:: Input data ::
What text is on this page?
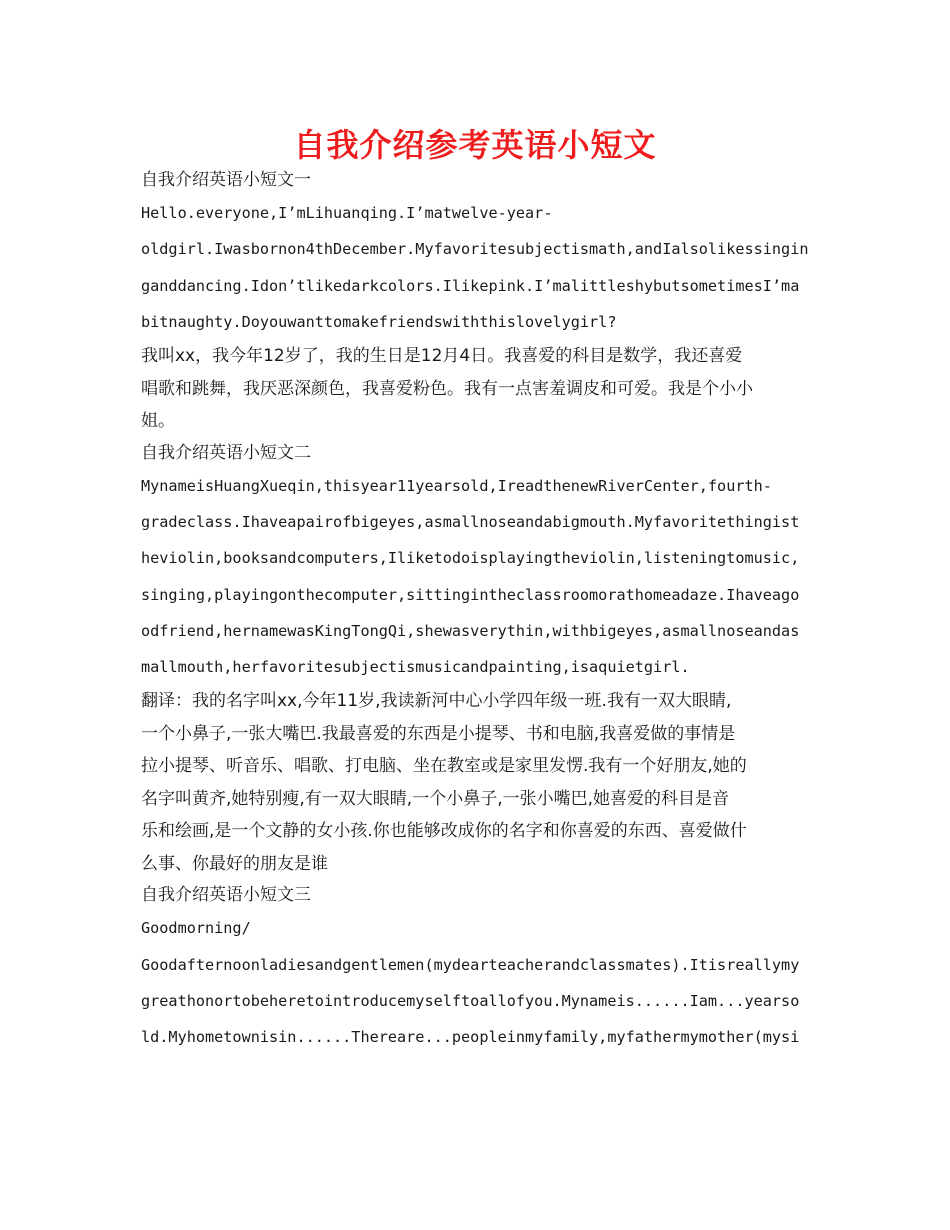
自我介绍参考英语小短文
自我介绍英语小短文一
Hello.everyone,I’mLihuanqing.I’matwelve-year-
oldgirl.Iwasbornon4thDecember.Myfavoritesubjectismath,andIalsolikessingin
ganddancing.Idon’tlikedarkcolors.Ilikepink.I’malittleshybutsometimesI’ma
bitnaughty.Doyouwanttomakefriendswiththislovelygirl?
我叫xx，我今年12岁了，我的生日是12月4日。我喜爱的科目是数学，我还喜爱
唱歌和跳舞，我厌恶深颜色，我喜爱粉色。我有一点害羞调皮和可爱。我是个小小
姐。
自我介绍英语小短文二
MynameisHuangXueqin,thisyear11yearsold,IreadthenewRiverCenter,fourth-
gradeclass.Ihaveapairofbigeyes,asmallnoseandabigmouth.Myfavoritethingist
heviolin,booksandcomputers,Iliketodoisplayingtheviolin,listeningtomusic,
singing,playingonthecomputer,sittingintheclassroomorathomeadaze.Ihaveago
odfriend,hernamewasKingTongQi,shewasverythin,withbigeyes,asmallnoseandas
mallmouth,herfavoritesubjectismusicandpainting,isaquietgirl.
翻译：我的名字叫xx,今年11岁,我读新河中心小学四年级一班.我有一双大眼睛,
一个小鼻子,一张大嘴巴.我最喜爱的东西是小提琴、书和电脑,我喜爱做的事情是
拉小提琴、听音乐、唱歌、打电脑、坐在教室或是家里发愣.我有一个好朋友,她的
名字叫黄齐,她特别瘦,有一双大眼睛,一个小鼻子,一张小嘴巴,她喜爱的科目是音
乐和绘画,是一个文静的女小孩.你也能够改成你的名字和你喜爱的东西、喜爱做什
么事、你最好的朋友是谁
自我介绍英语小短文三
Goodmorning/
Goodafternoonladiesandgentlemen(mydearteacherandclassmates).Itisreallymy
greathonortobeheretointroducemyselftoallofyou.Mynameis......Iam...yearso
ld.Myhometownisin......Thereare...peopleinmyfamily,myfathermymother(mysi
:::
Problem to solve:
Without including any pictures, output all the entries above exactly.

The output:
What text is on this page?
自我介绍参考英语小短文
自我介绍英语小短文一
Hello.everyone,I’mLihuanqing.I’matwelve-year-
oldgirl.Iwasbornon4thDecember.Myfavoritesubjectismath,andIalsolikessingin
ganddancing.Idon’tlikedarkcolors.Ilikepink.I’malittleshybutsometimesI’ma
bitnaughty.Doyouwanttomakefriendswiththislovelygirl?
我叫xx，我今年12岁了，我的生日是12月4日。我喜爱的科目是数学，我还喜爱
唱歌和跳舞，我厌恶深颜色，我喜爱粉色。我有一点害羞调皮和可爱。我是个小小
姐。
自我介绍英语小短文二
MynameisHuangXueqin,thisyear11yearsold,IreadthenewRiverCenter,fourth-
gradeclass.Ihaveapairofbigeyes,asmallnoseandabigmouth.Myfavoritethingist
heviolin,booksandcomputers,Iliketodoisplayingtheviolin,listeningtomusic,
singing,playingonthecomputer,sittingintheclassroomorathomeadaze.Ihaveago
odfriend,hernamewasKingTongQi,shewasverythin,withbigeyes,asmallnoseandas
mallmouth,herfavoritesubjectismusicandpainting,isaquietgirl.
翻译：我的名字叫xx,今年11岁,我读新河中心小学四年级一班.我有一双大眼睛,
一个小鼻子,一张大嘴巴.我最喜爱的东西是小提琴、书和电脑,我喜爱做的事情是
拉小提琴、听音乐、唱歌、打电脑、坐在教室或是家里发愣.我有一个好朋友,她的
名字叫黄齐,她特别瘦,有一双大眼睛,一个小鼻子,一张小嘴巴,她喜爱的科目是音
乐和绘画,是一个文静的女小孩.你也能够改成你的名字和你喜爱的东西、喜爱做什
么事、你最好的朋友是谁
自我介绍英语小短文三
Goodmorning/
Goodafternoonladiesandgentlemen(mydearteacherandclassmates).Itisreallymy
greathonortobeheretointroducemyselftoallofyou.Mynameis......Iam...yearso
ld.Myhometownisin......Thereare...peopleinmyfamily,myfathermymother(mysi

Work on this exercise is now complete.